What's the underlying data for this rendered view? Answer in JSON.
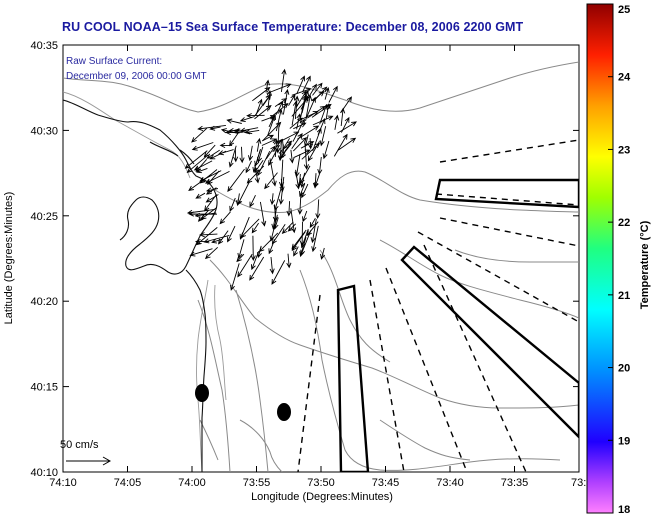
{
  "title": "RU COOL  NOAA–15  Sea Surface Temperature:  December 08, 2006 2200 GMT",
  "current": {
    "title": "Raw Surface Current:",
    "timestamp": "December 09, 2006 00:00 GMT"
  },
  "scale_arrow_label": "50 cm/s",
  "x_axis": {
    "label": "Longitude (Degrees:Minutes)",
    "ticks": [
      "74:10",
      "74:05",
      "74:00",
      "73:55",
      "73:50",
      "73:45",
      "73:40",
      "73:35",
      "73:3"
    ]
  },
  "y_axis": {
    "label": "Latitude (Degrees:Minutes)",
    "ticks": [
      "40:35",
      "40:30",
      "40:25",
      "40:20",
      "40:15",
      "40:10"
    ]
  },
  "colorbar": {
    "label": "Temperature (°C)",
    "ticks": [
      "25",
      "24",
      "23",
      "22",
      "21",
      "20",
      "19",
      "18"
    ],
    "min": 18,
    "max": 25,
    "colors": [
      "#ff66ff",
      "#7000ff",
      "#0000ff",
      "#0088ff",
      "#00ffff",
      "#00ff80",
      "#80ff00",
      "#ffff00",
      "#ffaa00",
      "#ff2000",
      "#a00000"
    ]
  }
}
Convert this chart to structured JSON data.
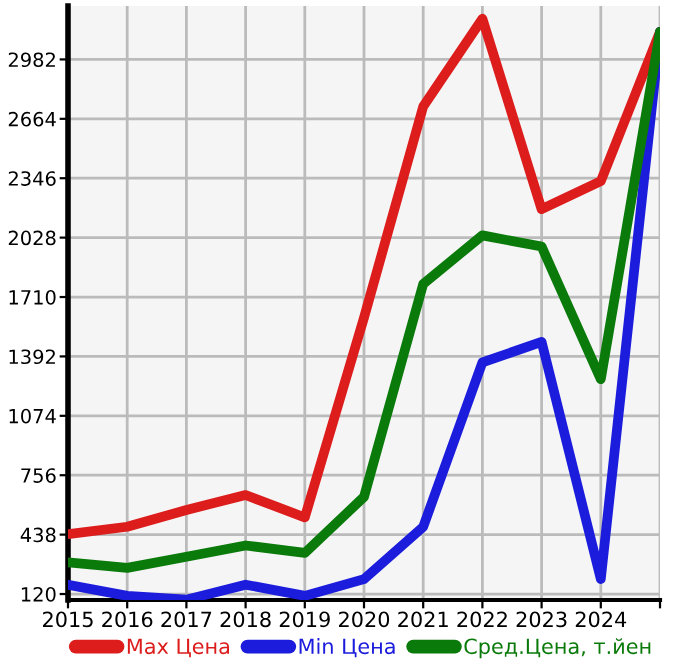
{
  "chart_data": {
    "type": "line",
    "categories": [
      "2015",
      "2016",
      "2017",
      "2018",
      "2019",
      "2020",
      "2021",
      "2022",
      "2023",
      "2024",
      null
    ],
    "series": [
      {
        "name": "Max Цена",
        "color": "#dd1c1c",
        "values": [
          440,
          480,
          570,
          650,
          530,
          1600,
          2730,
          3200,
          2180,
          2330,
          3130
        ]
      },
      {
        "name": "Min Цена",
        "color": "#1c1cdd",
        "values": [
          170,
          110,
          90,
          170,
          110,
          200,
          480,
          1360,
          1470,
          200,
          3130
        ]
      },
      {
        "name": "Сред.Цена, т.йен",
        "color": "#0a7a0a",
        "values": [
          290,
          260,
          320,
          380,
          340,
          640,
          1780,
          2040,
          1980,
          1270,
          3130
        ]
      }
    ],
    "ylim": [
      88,
      3268
    ],
    "yticks": [
      120,
      438,
      756,
      1074,
      1392,
      1710,
      2028,
      2346,
      2664,
      2982
    ],
    "grid": true,
    "legend": "bottom",
    "marker": "none",
    "line_style": "solid"
  }
}
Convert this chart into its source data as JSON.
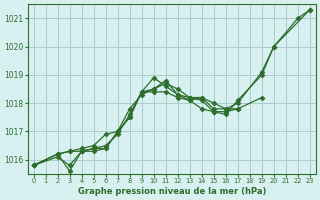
{
  "background_color": "#d8f0f0",
  "grid_color": "#aacccc",
  "line_color": "#2d6e2d",
  "xlabel": "Graphe pression niveau de la mer (hPa)",
  "ylim": [
    1015.5,
    1021.5
  ],
  "xlim": [
    -0.5,
    23.5
  ],
  "yticks": [
    1016,
    1017,
    1018,
    1019,
    1020,
    1021
  ],
  "xticks": [
    0,
    1,
    2,
    3,
    4,
    5,
    6,
    7,
    8,
    9,
    10,
    11,
    12,
    13,
    14,
    15,
    16,
    17,
    18,
    19,
    20,
    21,
    22,
    23
  ],
  "series": [
    [
      1015.8,
      null,
      1016.2,
      1016.3,
      1016.4,
      1016.5,
      1016.9,
      1017.0,
      1017.8,
      1018.3,
      1018.5,
      1018.8,
      1018.3,
      1018.1,
      1017.8,
      1017.7,
      1017.6,
      1018.1,
      null,
      1019.0,
      1020.0,
      null,
      null,
      1021.3
    ],
    [
      1015.8,
      null,
      1016.1,
      1015.8,
      1016.3,
      1016.4,
      1016.4,
      1017.0,
      1017.5,
      1018.4,
      1018.9,
      1018.6,
      1018.3,
      1018.2,
      1018.2,
      1018.0,
      1017.8,
      1017.8,
      null,
      1018.2,
      null,
      null,
      null,
      null
    ],
    [
      1015.8,
      null,
      1016.2,
      1015.6,
      1016.3,
      1016.4,
      1016.5,
      1016.9,
      1017.6,
      1018.4,
      1018.5,
      1018.7,
      1018.5,
      1018.2,
      1018.1,
      1017.7,
      1017.7,
      1017.8,
      null,
      null,
      null,
      null,
      null,
      null
    ],
    [
      1015.8,
      null,
      1016.2,
      1016.3,
      1016.3,
      1016.3,
      1016.4,
      1017.0,
      1017.5,
      1018.4,
      1018.4,
      1018.4,
      1018.2,
      1018.1,
      1018.2,
      1017.8,
      1017.8,
      1018.0,
      null,
      1019.1,
      1020.0,
      null,
      1021.0,
      1021.3
    ]
  ]
}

# TASK DIRECTIONS
Set the pictures aside and transcribe the data above exactly.

# EXPECTED ANSWER
What's the underlying data for this rendered view? Answer in JSON.
{
  "title": "RU COOL  NOAA–15  Sea Surface Temperature:  December 08, 2006 2200 GMT",
  "current": {
    "title": "Raw Surface Current:",
    "timestamp": "December 09, 2006 00:00 GMT"
  },
  "scale_arrow_label": "50 cm/s",
  "x_axis": {
    "label": "Longitude (Degrees:Minutes)",
    "ticks": [
      "74:10",
      "74:05",
      "74:00",
      "73:55",
      "73:50",
      "73:45",
      "73:40",
      "73:35",
      "73:3"
    ]
  },
  "y_axis": {
    "label": "Latitude (Degrees:Minutes)",
    "ticks": [
      "40:35",
      "40:30",
      "40:25",
      "40:20",
      "40:15",
      "40:10"
    ]
  },
  "colorbar": {
    "label": "Temperature (°C)",
    "ticks": [
      "25",
      "24",
      "23",
      "22",
      "21",
      "20",
      "19",
      "18"
    ],
    "min": 18,
    "max": 25,
    "colors": [
      "#ff66ff",
      "#7000ff",
      "#0000ff",
      "#0088ff",
      "#00ffff",
      "#00ff80",
      "#80ff00",
      "#ffff00",
      "#ffaa00",
      "#ff2000",
      "#a00000"
    ]
  }
}
Convert this chart to structured JSON data.
{
  "chart_data": {
    "type": "line",
    "categories": [
      "2015",
      "2016",
      "2017",
      "2018",
      "2019",
      "2020",
      "2021",
      "2022",
      "2023",
      "2024",
      null
    ],
    "series": [
      {
        "name": "Max Цена",
        "color": "#dd1c1c",
        "values": [
          440,
          480,
          570,
          650,
          530,
          1600,
          2730,
          3200,
          2180,
          2330,
          3130
        ]
      },
      {
        "name": "Min Цена",
        "color": "#1c1cdd",
        "values": [
          170,
          110,
          90,
          170,
          110,
          200,
          480,
          1360,
          1470,
          200,
          3130
        ]
      },
      {
        "name": "Сред.Цена, т.йен",
        "color": "#0a7a0a",
        "values": [
          290,
          260,
          320,
          380,
          340,
          640,
          1780,
          2040,
          1980,
          1270,
          3130
        ]
      }
    ],
    "ylim": [
      88,
      3268
    ],
    "yticks": [
      120,
      438,
      756,
      1074,
      1392,
      1710,
      2028,
      2346,
      2664,
      2982
    ],
    "grid": true,
    "legend": "bottom",
    "marker": "none",
    "line_style": "solid"
  }
}
Convert this chart into its source data as JSON.
{
  "background_color": "#d8f0f0",
  "grid_color": "#aacccc",
  "line_color": "#2d6e2d",
  "xlabel": "Graphe pression niveau de la mer (hPa)",
  "ylim": [
    1015.5,
    1021.5
  ],
  "xlim": [
    -0.5,
    23.5
  ],
  "yticks": [
    1016,
    1017,
    1018,
    1019,
    1020,
    1021
  ],
  "xticks": [
    0,
    1,
    2,
    3,
    4,
    5,
    6,
    7,
    8,
    9,
    10,
    11,
    12,
    13,
    14,
    15,
    16,
    17,
    18,
    19,
    20,
    21,
    22,
    23
  ],
  "series": [
    [
      1015.8,
      null,
      1016.2,
      1016.3,
      1016.4,
      1016.5,
      1016.9,
      1017.0,
      1017.8,
      1018.3,
      1018.5,
      1018.8,
      1018.3,
      1018.1,
      1017.8,
      1017.7,
      1017.6,
      1018.1,
      null,
      1019.0,
      1020.0,
      null,
      null,
      1021.3
    ],
    [
      1015.8,
      null,
      1016.1,
      1015.8,
      1016.3,
      1016.4,
      1016.4,
      1017.0,
      1017.5,
      1018.4,
      1018.9,
      1018.6,
      1018.3,
      1018.2,
      1018.2,
      1018.0,
      1017.8,
      1017.8,
      null,
      1018.2,
      null,
      null,
      null,
      null
    ],
    [
      1015.8,
      null,
      1016.2,
      1015.6,
      1016.3,
      1016.4,
      1016.5,
      1016.9,
      1017.6,
      1018.4,
      1018.5,
      1018.7,
      1018.5,
      1018.2,
      1018.1,
      1017.7,
      1017.7,
      1017.8,
      null,
      null,
      null,
      null,
      null,
      null
    ],
    [
      1015.8,
      null,
      1016.2,
      1016.3,
      1016.3,
      1016.3,
      1016.4,
      1017.0,
      1017.5,
      1018.4,
      1018.4,
      1018.4,
      1018.2,
      1018.1,
      1018.2,
      1017.8,
      1017.8,
      1018.0,
      null,
      1019.1,
      1020.0,
      null,
      1021.0,
      1021.3
    ]
  ]
}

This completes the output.